- _EXERCISE DIRECTIONS_: Pull every line holding the string "this" from the records below.

- _Entries with figure data_:
· · · ·
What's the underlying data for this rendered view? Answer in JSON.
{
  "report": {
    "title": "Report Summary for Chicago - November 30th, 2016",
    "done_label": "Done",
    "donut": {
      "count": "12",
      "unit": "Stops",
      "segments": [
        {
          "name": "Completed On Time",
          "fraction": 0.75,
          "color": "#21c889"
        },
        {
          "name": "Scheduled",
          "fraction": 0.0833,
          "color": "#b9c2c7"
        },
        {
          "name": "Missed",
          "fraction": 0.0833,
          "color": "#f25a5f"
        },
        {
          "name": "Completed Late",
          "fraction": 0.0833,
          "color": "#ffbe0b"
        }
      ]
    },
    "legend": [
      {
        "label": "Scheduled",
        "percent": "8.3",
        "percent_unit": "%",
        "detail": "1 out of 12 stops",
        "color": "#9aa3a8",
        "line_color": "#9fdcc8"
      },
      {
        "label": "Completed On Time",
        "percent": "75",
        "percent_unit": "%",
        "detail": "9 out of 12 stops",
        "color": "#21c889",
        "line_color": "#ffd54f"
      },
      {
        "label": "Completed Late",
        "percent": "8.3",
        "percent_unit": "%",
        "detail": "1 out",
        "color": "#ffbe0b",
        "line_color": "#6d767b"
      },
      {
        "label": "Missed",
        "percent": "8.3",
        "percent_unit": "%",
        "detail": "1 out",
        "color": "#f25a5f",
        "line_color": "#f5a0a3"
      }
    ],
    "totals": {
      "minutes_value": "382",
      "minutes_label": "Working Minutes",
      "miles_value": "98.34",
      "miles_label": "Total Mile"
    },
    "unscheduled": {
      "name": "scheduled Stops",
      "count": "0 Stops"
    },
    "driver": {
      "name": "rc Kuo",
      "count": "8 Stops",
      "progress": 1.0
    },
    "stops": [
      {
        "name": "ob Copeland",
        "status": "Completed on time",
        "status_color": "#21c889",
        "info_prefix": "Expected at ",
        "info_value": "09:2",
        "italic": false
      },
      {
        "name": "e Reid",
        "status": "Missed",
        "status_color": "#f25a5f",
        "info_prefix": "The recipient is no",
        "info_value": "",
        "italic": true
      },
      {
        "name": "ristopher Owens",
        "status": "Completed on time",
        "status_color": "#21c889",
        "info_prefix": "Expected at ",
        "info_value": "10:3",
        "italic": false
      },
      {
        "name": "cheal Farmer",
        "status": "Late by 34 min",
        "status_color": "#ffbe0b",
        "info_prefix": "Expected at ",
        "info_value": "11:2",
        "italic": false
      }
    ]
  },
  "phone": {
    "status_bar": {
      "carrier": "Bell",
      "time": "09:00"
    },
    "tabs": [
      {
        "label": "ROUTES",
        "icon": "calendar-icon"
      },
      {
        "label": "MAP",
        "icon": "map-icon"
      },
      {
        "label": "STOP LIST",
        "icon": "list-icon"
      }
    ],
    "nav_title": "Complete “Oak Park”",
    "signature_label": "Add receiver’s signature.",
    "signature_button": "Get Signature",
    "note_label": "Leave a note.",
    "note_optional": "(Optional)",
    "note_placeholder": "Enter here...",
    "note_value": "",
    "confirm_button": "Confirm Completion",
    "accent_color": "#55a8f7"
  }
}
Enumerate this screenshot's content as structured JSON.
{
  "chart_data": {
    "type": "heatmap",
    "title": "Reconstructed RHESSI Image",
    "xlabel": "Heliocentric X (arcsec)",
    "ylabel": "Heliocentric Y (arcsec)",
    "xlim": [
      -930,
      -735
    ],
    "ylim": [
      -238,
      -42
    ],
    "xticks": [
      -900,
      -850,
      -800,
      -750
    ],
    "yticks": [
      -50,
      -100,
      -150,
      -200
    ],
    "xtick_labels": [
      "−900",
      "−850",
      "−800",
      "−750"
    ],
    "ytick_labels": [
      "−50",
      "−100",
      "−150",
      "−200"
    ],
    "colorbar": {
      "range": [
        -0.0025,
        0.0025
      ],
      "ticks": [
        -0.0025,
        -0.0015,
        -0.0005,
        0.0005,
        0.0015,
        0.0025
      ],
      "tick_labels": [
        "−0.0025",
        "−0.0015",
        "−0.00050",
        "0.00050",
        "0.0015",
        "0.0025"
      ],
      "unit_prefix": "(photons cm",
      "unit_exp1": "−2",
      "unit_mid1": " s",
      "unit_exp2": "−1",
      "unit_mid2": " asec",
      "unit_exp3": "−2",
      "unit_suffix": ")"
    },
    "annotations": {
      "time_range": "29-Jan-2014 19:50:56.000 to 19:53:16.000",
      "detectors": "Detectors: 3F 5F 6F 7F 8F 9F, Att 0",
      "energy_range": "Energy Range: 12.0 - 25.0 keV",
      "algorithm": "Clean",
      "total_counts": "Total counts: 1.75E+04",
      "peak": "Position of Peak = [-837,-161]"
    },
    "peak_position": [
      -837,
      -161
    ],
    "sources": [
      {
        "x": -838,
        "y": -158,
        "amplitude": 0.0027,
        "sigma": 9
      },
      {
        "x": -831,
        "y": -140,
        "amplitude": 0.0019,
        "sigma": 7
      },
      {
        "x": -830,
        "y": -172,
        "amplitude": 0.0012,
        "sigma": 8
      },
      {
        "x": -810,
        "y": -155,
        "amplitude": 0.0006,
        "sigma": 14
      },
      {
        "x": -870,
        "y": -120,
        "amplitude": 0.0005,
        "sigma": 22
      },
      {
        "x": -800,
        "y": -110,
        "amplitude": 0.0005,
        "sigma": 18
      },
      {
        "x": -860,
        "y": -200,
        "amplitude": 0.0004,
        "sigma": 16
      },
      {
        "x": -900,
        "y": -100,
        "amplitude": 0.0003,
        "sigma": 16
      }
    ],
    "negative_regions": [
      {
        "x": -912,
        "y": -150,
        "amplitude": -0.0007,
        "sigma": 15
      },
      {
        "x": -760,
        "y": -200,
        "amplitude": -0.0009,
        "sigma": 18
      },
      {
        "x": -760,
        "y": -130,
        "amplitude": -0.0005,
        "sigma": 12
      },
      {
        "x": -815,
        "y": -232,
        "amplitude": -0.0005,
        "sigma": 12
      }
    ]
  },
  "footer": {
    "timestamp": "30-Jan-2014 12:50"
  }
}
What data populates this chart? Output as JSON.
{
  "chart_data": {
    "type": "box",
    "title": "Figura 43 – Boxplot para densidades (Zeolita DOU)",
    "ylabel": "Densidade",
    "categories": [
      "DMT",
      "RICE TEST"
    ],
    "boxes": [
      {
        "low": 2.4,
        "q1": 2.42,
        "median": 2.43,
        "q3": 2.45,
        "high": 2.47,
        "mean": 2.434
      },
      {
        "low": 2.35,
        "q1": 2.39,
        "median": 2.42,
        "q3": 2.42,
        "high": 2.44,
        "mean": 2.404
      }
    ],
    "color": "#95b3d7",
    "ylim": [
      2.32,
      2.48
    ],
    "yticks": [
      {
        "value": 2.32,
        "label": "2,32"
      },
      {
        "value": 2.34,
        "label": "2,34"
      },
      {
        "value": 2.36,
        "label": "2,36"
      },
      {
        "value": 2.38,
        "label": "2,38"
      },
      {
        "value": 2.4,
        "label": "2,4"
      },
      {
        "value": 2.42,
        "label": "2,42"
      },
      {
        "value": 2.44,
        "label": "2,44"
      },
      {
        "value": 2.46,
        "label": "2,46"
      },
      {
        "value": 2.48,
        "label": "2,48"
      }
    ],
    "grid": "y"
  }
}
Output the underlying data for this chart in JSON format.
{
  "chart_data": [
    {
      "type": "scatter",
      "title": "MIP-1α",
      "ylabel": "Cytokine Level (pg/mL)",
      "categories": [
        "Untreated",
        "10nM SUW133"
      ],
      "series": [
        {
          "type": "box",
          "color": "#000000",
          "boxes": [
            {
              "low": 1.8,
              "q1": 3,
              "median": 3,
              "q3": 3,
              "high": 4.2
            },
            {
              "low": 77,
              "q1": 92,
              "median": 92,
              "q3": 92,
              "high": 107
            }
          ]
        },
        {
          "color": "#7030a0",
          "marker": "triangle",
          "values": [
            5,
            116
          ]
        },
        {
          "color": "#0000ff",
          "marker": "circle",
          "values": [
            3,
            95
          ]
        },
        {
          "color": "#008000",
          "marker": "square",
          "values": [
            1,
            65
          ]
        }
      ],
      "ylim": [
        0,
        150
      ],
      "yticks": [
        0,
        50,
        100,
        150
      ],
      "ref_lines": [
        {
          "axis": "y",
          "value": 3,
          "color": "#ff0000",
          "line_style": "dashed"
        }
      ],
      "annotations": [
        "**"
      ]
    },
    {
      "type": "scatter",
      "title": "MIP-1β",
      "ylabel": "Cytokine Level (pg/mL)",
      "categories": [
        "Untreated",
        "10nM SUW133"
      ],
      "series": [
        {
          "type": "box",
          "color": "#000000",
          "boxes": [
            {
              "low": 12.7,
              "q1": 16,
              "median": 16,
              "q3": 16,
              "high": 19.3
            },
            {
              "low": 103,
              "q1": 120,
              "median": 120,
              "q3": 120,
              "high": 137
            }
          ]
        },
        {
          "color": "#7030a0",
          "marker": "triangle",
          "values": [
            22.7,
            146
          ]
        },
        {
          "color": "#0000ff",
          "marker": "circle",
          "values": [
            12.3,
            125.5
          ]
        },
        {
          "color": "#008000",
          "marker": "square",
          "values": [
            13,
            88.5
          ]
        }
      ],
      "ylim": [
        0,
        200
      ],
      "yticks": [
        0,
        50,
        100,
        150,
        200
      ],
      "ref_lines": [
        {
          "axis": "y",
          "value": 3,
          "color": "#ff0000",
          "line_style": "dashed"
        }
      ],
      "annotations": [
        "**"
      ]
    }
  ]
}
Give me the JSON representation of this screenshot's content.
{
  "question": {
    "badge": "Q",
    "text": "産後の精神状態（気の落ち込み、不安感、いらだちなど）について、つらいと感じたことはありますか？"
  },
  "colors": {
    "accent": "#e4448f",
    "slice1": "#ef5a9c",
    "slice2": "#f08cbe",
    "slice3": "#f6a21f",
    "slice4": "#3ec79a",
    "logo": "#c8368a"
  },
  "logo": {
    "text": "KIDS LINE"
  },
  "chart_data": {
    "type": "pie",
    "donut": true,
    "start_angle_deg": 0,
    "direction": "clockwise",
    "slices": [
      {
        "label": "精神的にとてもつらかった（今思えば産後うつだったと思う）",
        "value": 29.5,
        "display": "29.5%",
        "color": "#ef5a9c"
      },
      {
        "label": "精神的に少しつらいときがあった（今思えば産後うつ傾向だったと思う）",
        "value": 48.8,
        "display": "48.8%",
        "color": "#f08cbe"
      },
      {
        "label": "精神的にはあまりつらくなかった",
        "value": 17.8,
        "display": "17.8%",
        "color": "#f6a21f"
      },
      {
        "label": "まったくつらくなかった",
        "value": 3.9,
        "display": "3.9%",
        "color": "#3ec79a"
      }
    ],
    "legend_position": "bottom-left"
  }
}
· · · ·
- _THE COMPLETED TASK_:
What's the underlying data for this rendered view? Answer in JSON.
Enumerate this screenshot's content as structured JSON.
What data populates this chart? Output as JSON.
Output the underlying data for this chart in JSON format.
Give me the JSON representation of this screenshot's content.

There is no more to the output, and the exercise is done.